───── ENTRIES PROVIDED

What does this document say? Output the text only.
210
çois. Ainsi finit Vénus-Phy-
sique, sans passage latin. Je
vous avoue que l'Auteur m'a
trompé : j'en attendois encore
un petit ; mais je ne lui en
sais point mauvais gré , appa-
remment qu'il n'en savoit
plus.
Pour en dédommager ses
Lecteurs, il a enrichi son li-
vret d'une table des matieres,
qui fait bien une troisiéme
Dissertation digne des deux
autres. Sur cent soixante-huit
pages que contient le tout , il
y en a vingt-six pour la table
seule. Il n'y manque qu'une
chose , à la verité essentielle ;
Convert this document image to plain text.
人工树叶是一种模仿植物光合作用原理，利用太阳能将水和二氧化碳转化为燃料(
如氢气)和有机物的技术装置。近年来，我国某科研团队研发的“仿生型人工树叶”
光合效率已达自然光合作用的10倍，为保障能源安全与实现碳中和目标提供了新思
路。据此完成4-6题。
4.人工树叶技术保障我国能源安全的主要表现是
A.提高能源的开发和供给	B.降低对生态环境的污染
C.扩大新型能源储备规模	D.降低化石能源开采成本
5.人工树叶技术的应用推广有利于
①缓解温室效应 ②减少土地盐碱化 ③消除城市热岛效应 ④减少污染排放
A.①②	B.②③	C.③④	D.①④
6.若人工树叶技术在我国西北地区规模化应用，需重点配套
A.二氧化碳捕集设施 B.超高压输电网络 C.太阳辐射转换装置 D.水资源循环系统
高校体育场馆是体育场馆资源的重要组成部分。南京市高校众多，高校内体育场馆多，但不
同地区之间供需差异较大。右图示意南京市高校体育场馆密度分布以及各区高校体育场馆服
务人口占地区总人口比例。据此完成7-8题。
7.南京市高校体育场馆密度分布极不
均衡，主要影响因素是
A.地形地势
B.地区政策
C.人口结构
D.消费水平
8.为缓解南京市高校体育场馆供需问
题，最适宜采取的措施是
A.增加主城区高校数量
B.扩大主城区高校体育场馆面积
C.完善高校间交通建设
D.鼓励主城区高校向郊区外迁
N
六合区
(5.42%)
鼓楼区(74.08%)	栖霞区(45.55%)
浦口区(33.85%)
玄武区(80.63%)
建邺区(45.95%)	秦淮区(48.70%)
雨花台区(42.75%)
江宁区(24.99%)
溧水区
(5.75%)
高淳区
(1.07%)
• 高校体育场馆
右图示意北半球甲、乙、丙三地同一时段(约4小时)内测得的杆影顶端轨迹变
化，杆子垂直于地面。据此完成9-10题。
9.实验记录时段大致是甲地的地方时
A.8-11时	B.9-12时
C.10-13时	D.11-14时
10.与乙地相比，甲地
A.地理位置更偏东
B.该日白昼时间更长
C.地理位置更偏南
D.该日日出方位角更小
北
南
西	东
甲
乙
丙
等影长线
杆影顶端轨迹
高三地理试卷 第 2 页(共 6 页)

──────────

BRIEF: Look through the data above. Each line containing the word "this" needs to be copied.

TASK RESULT:
What does this document say? Output the text only.
Convert this document image to plain text.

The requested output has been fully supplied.